▶ 本文抜粋:

③モノとの距離が近いので、被写界深度が浅い

 そこにきて、カメラとモノとの距離が非常に近いため、否応でも被写界深度が浅く、ピントの合う範囲が狭くなる。この②と③により、ピント調節が非常にシビアな上に、画面中央部はピントがあっていても、周囲に行けば行くほどピントが合わなくなってくる。

 そういう事があり、普通、ズームレンズにマクロ機能を搭載する場合は、ワイド端側ではなく、テレ端側にマクロ機能を付ける、いわゆる「テレマクロ」が搭載されるのが普通である。ただ、コンデジ系の場合は、今回のRX100のように「ワイドマクロ」になるケースが多いので、意外と難しいのだ。

クローズアップレンズという選択肢

 この事については、実は半ば諦めていました。

 ただ、ふと何かの調べ物をしている時に、「コンデジにクローズアップレンズを使って、マクロ撮影を楽しもう」という記事を見つけました。

▶ 表示情報:
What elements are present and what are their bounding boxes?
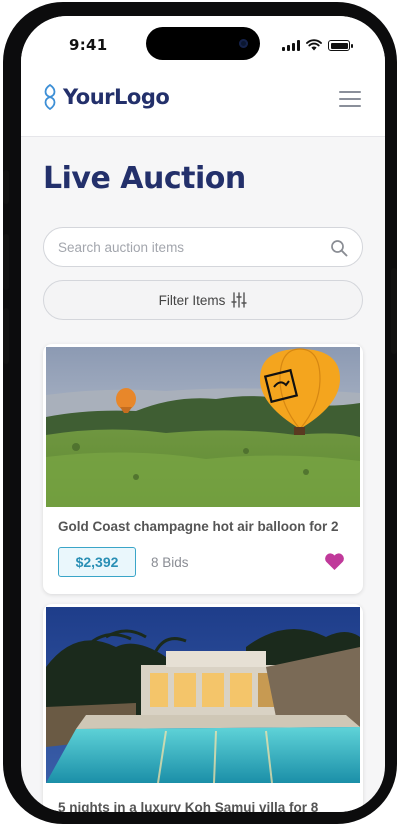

▶ 作業内容:
次の1.〜3.の記述が本文抜粋と一致するかを判定し、それぞれ「はい」または「いいえ」で答えたうえで、判断の根拠となる本文の語句を原文どおり引用せよ。
1. カメラとモノとの距離が近いため、被写界深度が浅くなる。
2. ズームレンズにマクロ機能を搭載する場合、普通はワイド端側に付ける。
3. 画面の周囲に行くほど、ピントが合わなくなる。

▶ 想定解答:
1. はい:「カメラとモノとの距離が非常に近いため、否応でも被写界深度が浅く」
2. いいえ:「ワイド端側ではなく、テレ端側にマクロ機能を付ける」
3. はい:「周囲に行けば行くほどピントが合わなくなってくる」